• Exercise details: Render the material again word for word, skipping the pictures in it.
● ● ● ●
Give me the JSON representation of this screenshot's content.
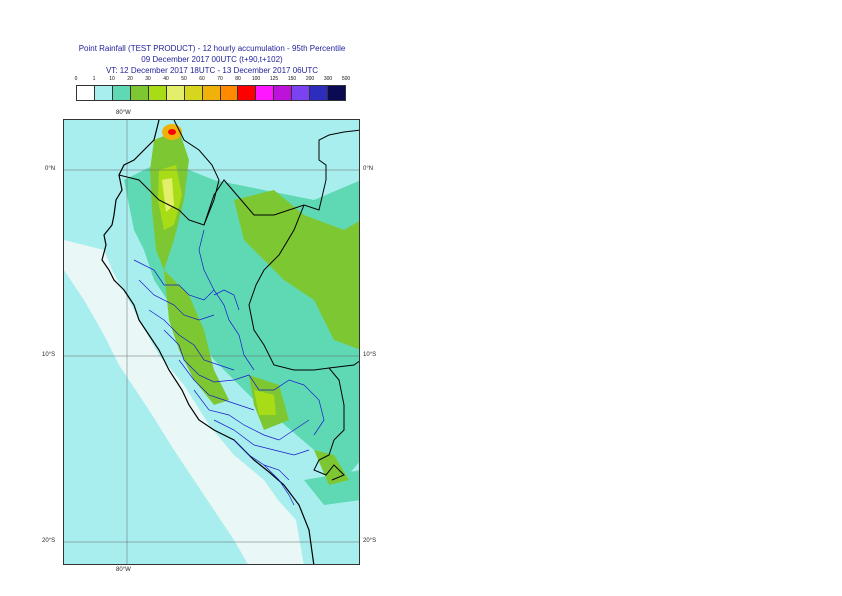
{
  "header": {
    "title": "Point Rainfall (TEST PRODUCT) - 12 hourly accumulation - 95th Percentile",
    "run": "09 December 2017 00UTC (t+90,t+102)",
    "valid": "VT: 12 December 2017 18UTC - 13 December 2017 06UTC"
  },
  "legend": {
    "labels": [
      "0",
      "1",
      "10",
      "20",
      "30",
      "40",
      "50",
      "60",
      "70",
      "80",
      "100",
      "125",
      "150",
      "200",
      "300",
      "500"
    ],
    "colors": [
      "#ffffff",
      "#a8eeee",
      "#5fd9b4",
      "#7dc832",
      "#a7dc17",
      "#e3ef6a",
      "#d6d61f",
      "#f0b20a",
      "#ff8a00",
      "#ff0000",
      "#ff18ff",
      "#bd12d9",
      "#7a42f0",
      "#2d2dbd",
      "#0a0a55"
    ]
  },
  "axes": {
    "lon_top": "80°W",
    "lon_bottom": "80°W",
    "lat_labels": [
      "0°N",
      "10°S",
      "20°S"
    ]
  },
  "colors": {
    "land_border": "#000000",
    "region_border": "#0000cc",
    "gridline": "#555555"
  }
}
● ● ● ●
• Exercise response:
Give me the JSON representation of this screenshot's content.
{
  "header": {
    "title": "Point Rainfall (TEST PRODUCT) - 12 hourly accumulation - 95th Percentile",
    "run": "09 December 2017 00UTC (t+90,t+102)",
    "valid": "VT: 12 December 2017 18UTC - 13 December 2017 06UTC"
  },
  "legend": {
    "labels": [
      "0",
      "1",
      "10",
      "20",
      "30",
      "40",
      "50",
      "60",
      "70",
      "80",
      "100",
      "125",
      "150",
      "200",
      "300",
      "500"
    ],
    "colors": [
      "#ffffff",
      "#a8eeee",
      "#5fd9b4",
      "#7dc832",
      "#a7dc17",
      "#e3ef6a",
      "#d6d61f",
      "#f0b20a",
      "#ff8a00",
      "#ff0000",
      "#ff18ff",
      "#bd12d9",
      "#7a42f0",
      "#2d2dbd",
      "#0a0a55"
    ]
  },
  "axes": {
    "lon_top": "80°W",
    "lon_bottom": "80°W",
    "lat_labels": [
      "0°N",
      "10°S",
      "20°S"
    ]
  },
  "colors": {
    "land_border": "#000000",
    "region_border": "#0000cc",
    "gridline": "#555555"
  }
}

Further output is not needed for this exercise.